* Begin DATA EXCERPTS *

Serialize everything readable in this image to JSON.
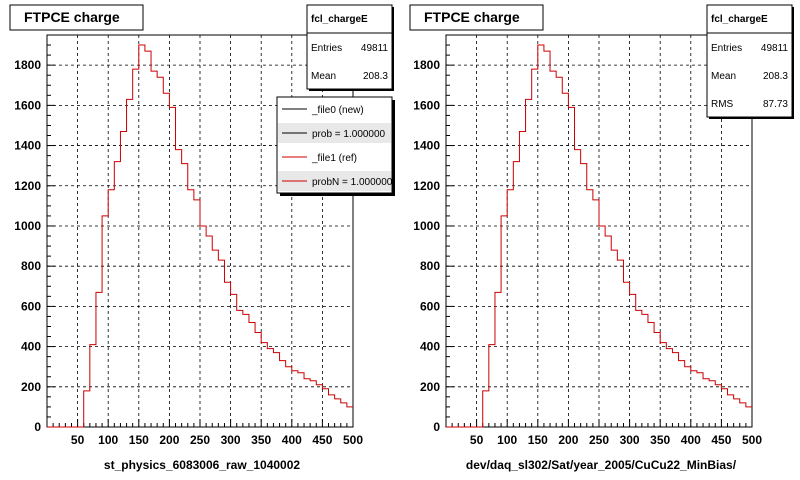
{
  "chart_data": [
    {
      "type": "line",
      "title": "FTPCE charge",
      "xlabel": "st_physics_6083006_raw_1040002",
      "ylabel": "",
      "xlim": [
        0,
        500
      ],
      "ylim": [
        0,
        1950
      ],
      "grid": true,
      "x_ticks": [
        "50",
        "100",
        "150",
        "200",
        "250",
        "300",
        "350",
        "400",
        "450",
        "500"
      ],
      "y_ticks": [
        "0",
        "200",
        "400",
        "600",
        "800",
        "1000",
        "1200",
        "1400",
        "1600",
        "1800"
      ],
      "series": [
        {
          "name": "_file1 (ref)",
          "color": "#cc0000",
          "bin_edges": [
            0,
            10,
            20,
            30,
            40,
            50,
            60,
            70,
            80,
            90,
            100,
            110,
            120,
            130,
            140,
            150,
            160,
            170,
            180,
            190,
            200,
            210,
            220,
            230,
            240,
            250,
            260,
            270,
            280,
            290,
            300,
            310,
            320,
            330,
            340,
            350,
            360,
            370,
            380,
            390,
            400,
            410,
            420,
            430,
            440,
            450,
            460,
            470,
            480,
            490,
            500
          ],
          "values": [
            0,
            0,
            0,
            0,
            0,
            0,
            180,
            410,
            670,
            1050,
            1180,
            1320,
            1470,
            1630,
            1780,
            1900,
            1870,
            1770,
            1740,
            1660,
            1590,
            1380,
            1310,
            1180,
            1130,
            1000,
            950,
            880,
            830,
            720,
            660,
            580,
            560,
            520,
            470,
            420,
            390,
            370,
            330,
            300,
            280,
            270,
            240,
            230,
            210,
            190,
            160,
            140,
            120,
            100
          ]
        }
      ],
      "legend": {
        "placement": "top-right",
        "entries": [
          {
            "label": "_file0 (new)",
            "color": "#000000"
          },
          {
            "label": "prob = 1.000000",
            "color": "#000000"
          },
          {
            "label": "_file1 (ref)",
            "color": "#cc0000"
          },
          {
            "label": "probN = 1.000000",
            "color": "#cc0000"
          }
        ]
      },
      "stats": {
        "name": "fcl_chargeE",
        "rows": [
          {
            "label": "Entries",
            "value": "49811"
          },
          {
            "label": "Mean",
            "value": "208.3"
          }
        ]
      }
    },
    {
      "type": "line",
      "title": "FTPCE charge",
      "xlabel": "dev/daq_sl302/Sat/year_2005/CuCu22_MinBias/",
      "ylabel": "",
      "xlim": [
        0,
        500
      ],
      "ylim": [
        0,
        1950
      ],
      "grid": true,
      "x_ticks": [
        "50",
        "100",
        "150",
        "200",
        "250",
        "300",
        "350",
        "400",
        "450",
        "500"
      ],
      "y_ticks": [
        "0",
        "200",
        "400",
        "600",
        "800",
        "1000",
        "1200",
        "1400",
        "1600",
        "1800"
      ],
      "series": [
        {
          "name": "",
          "color": "#cc0000",
          "bin_edges": [
            0,
            10,
            20,
            30,
            40,
            50,
            60,
            70,
            80,
            90,
            100,
            110,
            120,
            130,
            140,
            150,
            160,
            170,
            180,
            190,
            200,
            210,
            220,
            230,
            240,
            250,
            260,
            270,
            280,
            290,
            300,
            310,
            320,
            330,
            340,
            350,
            360,
            370,
            380,
            390,
            400,
            410,
            420,
            430,
            440,
            450,
            460,
            470,
            480,
            490,
            500
          ],
          "values": [
            0,
            0,
            0,
            0,
            0,
            0,
            180,
            410,
            670,
            1050,
            1180,
            1320,
            1470,
            1630,
            1780,
            1900,
            1870,
            1770,
            1740,
            1660,
            1590,
            1380,
            1310,
            1180,
            1130,
            1000,
            950,
            880,
            830,
            720,
            660,
            580,
            560,
            520,
            470,
            420,
            390,
            370,
            330,
            300,
            280,
            270,
            240,
            230,
            210,
            190,
            160,
            140,
            120,
            100
          ]
        }
      ],
      "stats": {
        "name": "fcl_chargeE",
        "rows": [
          {
            "label": "Entries",
            "value": "49811"
          },
          {
            "label": "Mean",
            "value": "208.3"
          },
          {
            "label": "RMS",
            "value": "87.73"
          }
        ]
      }
    }
  ]
}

* End DATA EXCERPTS *

#### GIVEN TASK:
Select from the material above each line in which the string "name" appears, and list those lines.

#### RESPONSE:
          "name": "_file1 (ref)",
        "name": "fcl_chargeE",
          "name": "",
        "name": "fcl_chargeE",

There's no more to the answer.